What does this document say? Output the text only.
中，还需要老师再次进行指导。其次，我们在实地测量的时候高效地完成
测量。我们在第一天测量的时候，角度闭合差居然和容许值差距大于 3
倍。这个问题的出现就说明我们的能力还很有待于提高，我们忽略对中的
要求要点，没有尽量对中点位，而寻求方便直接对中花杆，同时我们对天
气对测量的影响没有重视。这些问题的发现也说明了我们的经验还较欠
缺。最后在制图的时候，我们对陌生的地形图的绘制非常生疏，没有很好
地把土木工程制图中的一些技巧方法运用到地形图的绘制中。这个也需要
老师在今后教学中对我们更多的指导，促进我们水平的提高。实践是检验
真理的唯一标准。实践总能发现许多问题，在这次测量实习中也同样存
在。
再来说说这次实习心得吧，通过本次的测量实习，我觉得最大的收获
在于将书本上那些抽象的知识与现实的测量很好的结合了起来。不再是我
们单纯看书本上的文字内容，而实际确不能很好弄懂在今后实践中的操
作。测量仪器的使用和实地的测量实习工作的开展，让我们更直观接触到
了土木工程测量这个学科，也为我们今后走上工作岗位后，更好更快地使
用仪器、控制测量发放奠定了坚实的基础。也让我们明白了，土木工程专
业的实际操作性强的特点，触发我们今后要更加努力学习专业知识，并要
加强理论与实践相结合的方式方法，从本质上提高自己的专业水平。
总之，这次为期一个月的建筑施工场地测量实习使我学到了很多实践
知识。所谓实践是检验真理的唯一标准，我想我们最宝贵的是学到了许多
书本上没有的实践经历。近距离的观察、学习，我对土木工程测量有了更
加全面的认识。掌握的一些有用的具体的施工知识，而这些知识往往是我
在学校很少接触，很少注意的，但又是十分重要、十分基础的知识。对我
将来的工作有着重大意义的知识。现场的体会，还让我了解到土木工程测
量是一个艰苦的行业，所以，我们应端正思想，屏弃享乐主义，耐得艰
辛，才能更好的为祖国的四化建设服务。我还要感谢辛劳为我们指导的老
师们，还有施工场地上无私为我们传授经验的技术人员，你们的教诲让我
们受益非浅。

# Exercise
Recopy the whole listing exactly.

# Finished exercise
What does this document say? Output the text only.
中，还需要老师再次进行指导。其次，我们在实地测量的时候高效地完成
测量。我们在第一天测量的时候，角度闭合差居然和容许值差距大于 3
倍。这个问题的出现就说明我们的能力还很有待于提高，我们忽略对中的
要求要点，没有尽量对中点位，而寻求方便直接对中花杆，同时我们对天
气对测量的影响没有重视。这些问题的发现也说明了我们的经验还较欠
缺。最后在制图的时候，我们对陌生的地形图的绘制非常生疏，没有很好
地把土木工程制图中的一些技巧方法运用到地形图的绘制中。这个也需要
老师在今后教学中对我们更多的指导，促进我们水平的提高。实践是检验
真理的唯一标准。实践总能发现许多问题，在这次测量实习中也同样存
在。
再来说说这次实习心得吧，通过本次的测量实习，我觉得最大的收获
在于将书本上那些抽象的知识与现实的测量很好的结合了起来。不再是我
们单纯看书本上的文字内容，而实际确不能很好弄懂在今后实践中的操
作。测量仪器的使用和实地的测量实习工作的开展，让我们更直观接触到
了土木工程测量这个学科，也为我们今后走上工作岗位后，更好更快地使
用仪器、控制测量发放奠定了坚实的基础。也让我们明白了，土木工程专
业的实际操作性强的特点，触发我们今后要更加努力学习专业知识，并要
加强理论与实践相结合的方式方法，从本质上提高自己的专业水平。
总之，这次为期一个月的建筑施工场地测量实习使我学到了很多实践
知识。所谓实践是检验真理的唯一标准，我想我们最宝贵的是学到了许多
书本上没有的实践经历。近距离的观察、学习，我对土木工程测量有了更
加全面的认识。掌握的一些有用的具体的施工知识，而这些知识往往是我
在学校很少接触，很少注意的，但又是十分重要、十分基础的知识。对我
将来的工作有着重大意义的知识。现场的体会，还让我了解到土木工程测
量是一个艰苦的行业，所以，我们应端正思想，屏弃享乐主义，耐得艰
辛，才能更好的为祖国的四化建设服务。我还要感谢辛劳为我们指导的老
师们，还有施工场地上无私为我们传授经验的技术人员，你们的教诲让我
们受益非浅。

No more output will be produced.